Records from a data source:
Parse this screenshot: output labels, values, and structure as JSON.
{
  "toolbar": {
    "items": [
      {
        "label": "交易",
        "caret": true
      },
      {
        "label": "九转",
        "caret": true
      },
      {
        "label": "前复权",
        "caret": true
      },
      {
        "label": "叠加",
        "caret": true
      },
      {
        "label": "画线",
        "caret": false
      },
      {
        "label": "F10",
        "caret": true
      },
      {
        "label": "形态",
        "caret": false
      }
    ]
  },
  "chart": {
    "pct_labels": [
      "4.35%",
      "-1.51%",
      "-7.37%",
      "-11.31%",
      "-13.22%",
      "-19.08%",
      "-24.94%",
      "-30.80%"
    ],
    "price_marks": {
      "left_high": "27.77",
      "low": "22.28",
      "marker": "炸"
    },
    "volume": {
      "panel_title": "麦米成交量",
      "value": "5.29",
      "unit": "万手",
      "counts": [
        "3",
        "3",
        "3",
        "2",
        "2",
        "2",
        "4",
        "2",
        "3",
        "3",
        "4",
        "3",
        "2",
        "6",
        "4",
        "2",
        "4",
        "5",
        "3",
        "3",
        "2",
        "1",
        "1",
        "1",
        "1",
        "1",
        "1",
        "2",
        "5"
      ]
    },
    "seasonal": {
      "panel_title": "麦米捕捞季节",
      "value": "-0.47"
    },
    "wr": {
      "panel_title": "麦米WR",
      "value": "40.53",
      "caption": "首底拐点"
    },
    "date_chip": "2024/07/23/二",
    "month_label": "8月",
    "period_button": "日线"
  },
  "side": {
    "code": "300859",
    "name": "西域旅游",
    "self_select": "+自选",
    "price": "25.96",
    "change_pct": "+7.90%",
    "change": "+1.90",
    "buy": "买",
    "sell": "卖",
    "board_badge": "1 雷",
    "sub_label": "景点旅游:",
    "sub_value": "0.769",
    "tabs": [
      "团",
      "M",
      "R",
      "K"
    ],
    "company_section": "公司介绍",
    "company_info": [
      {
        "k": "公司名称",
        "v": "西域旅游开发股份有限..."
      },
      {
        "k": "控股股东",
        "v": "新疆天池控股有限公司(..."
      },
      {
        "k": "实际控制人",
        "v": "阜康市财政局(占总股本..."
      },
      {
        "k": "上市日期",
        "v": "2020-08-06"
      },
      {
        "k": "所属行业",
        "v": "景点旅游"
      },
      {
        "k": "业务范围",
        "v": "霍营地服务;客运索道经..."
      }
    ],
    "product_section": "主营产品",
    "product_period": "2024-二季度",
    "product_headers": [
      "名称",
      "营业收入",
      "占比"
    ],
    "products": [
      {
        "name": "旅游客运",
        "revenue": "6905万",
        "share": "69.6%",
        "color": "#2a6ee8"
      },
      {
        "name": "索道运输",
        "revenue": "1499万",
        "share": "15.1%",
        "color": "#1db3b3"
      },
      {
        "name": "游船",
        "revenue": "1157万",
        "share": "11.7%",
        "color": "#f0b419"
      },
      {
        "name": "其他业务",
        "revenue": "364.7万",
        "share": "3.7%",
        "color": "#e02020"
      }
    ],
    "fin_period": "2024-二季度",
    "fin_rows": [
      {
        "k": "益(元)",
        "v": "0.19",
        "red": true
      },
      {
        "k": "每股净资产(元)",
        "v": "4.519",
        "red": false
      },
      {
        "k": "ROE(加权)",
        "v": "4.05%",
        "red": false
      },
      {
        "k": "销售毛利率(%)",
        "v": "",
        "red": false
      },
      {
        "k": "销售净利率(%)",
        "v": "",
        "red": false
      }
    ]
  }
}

Task prompt »
Your task is to repeat the data exactly, with nothing left out.

Correct answer »
Parse this screenshot: output labels, values, and structure as JSON.
{
  "toolbar": {
    "items": [
      {
        "label": "交易",
        "caret": true
      },
      {
        "label": "九转",
        "caret": true
      },
      {
        "label": "前复权",
        "caret": true
      },
      {
        "label": "叠加",
        "caret": true
      },
      {
        "label": "画线",
        "caret": false
      },
      {
        "label": "F10",
        "caret": true
      },
      {
        "label": "形态",
        "caret": false
      }
    ]
  },
  "chart": {
    "pct_labels": [
      "4.35%",
      "-1.51%",
      "-7.37%",
      "-11.31%",
      "-13.22%",
      "-19.08%",
      "-24.94%",
      "-30.80%"
    ],
    "price_marks": {
      "left_high": "27.77",
      "low": "22.28",
      "marker": "炸"
    },
    "volume": {
      "panel_title": "麦米成交量",
      "value": "5.29",
      "unit": "万手",
      "counts": [
        "3",
        "3",
        "3",
        "2",
        "2",
        "2",
        "4",
        "2",
        "3",
        "3",
        "4",
        "3",
        "2",
        "6",
        "4",
        "2",
        "4",
        "5",
        "3",
        "3",
        "2",
        "1",
        "1",
        "1",
        "1",
        "1",
        "1",
        "2",
        "5"
      ]
    },
    "seasonal": {
      "panel_title": "麦米捕捞季节",
      "value": "-0.47"
    },
    "wr": {
      "panel_title": "麦米WR",
      "value": "40.53",
      "caption": "首底拐点"
    },
    "date_chip": "2024/07/23/二",
    "month_label": "8月",
    "period_button": "日线"
  },
  "side": {
    "code": "300859",
    "name": "西域旅游",
    "self_select": "+自选",
    "price": "25.96",
    "change_pct": "+7.90%",
    "change": "+1.90",
    "buy": "买",
    "sell": "卖",
    "board_badge": "1 雷",
    "sub_label": "景点旅游:",
    "sub_value": "0.769",
    "tabs": [
      "团",
      "M",
      "R",
      "K"
    ],
    "company_section": "公司介绍",
    "company_info": [
      {
        "k": "公司名称",
        "v": "西域旅游开发股份有限..."
      },
      {
        "k": "控股股东",
        "v": "新疆天池控股有限公司(..."
      },
      {
        "k": "实际控制人",
        "v": "阜康市财政局(占总股本..."
      },
      {
        "k": "上市日期",
        "v": "2020-08-06"
      },
      {
        "k": "所属行业",
        "v": "景点旅游"
      },
      {
        "k": "业务范围",
        "v": "霍营地服务;客运索道经..."
      }
    ],
    "product_section": "主营产品",
    "product_period": "2024-二季度",
    "product_headers": [
      "名称",
      "营业收入",
      "占比"
    ],
    "products": [
      {
        "name": "旅游客运",
        "revenue": "6905万",
        "share": "69.6%",
        "color": "#2a6ee8"
      },
      {
        "name": "索道运输",
        "revenue": "1499万",
        "share": "15.1%",
        "color": "#1db3b3"
      },
      {
        "name": "游船",
        "revenue": "1157万",
        "share": "11.7%",
        "color": "#f0b419"
      },
      {
        "name": "其他业务",
        "revenue": "364.7万",
        "share": "3.7%",
        "color": "#e02020"
      }
    ],
    "fin_period": "2024-二季度",
    "fin_rows": [
      {
        "k": "益(元)",
        "v": "0.19",
        "red": true
      },
      {
        "k": "每股净资产(元)",
        "v": "4.519",
        "red": false
      },
      {
        "k": "ROE(加权)",
        "v": "4.05%",
        "red": false
      },
      {
        "k": "销售毛利率(%)",
        "v": "",
        "red": false
      },
      {
        "k": "销售净利率(%)",
        "v": "",
        "red": false
      }
    ]
  }
}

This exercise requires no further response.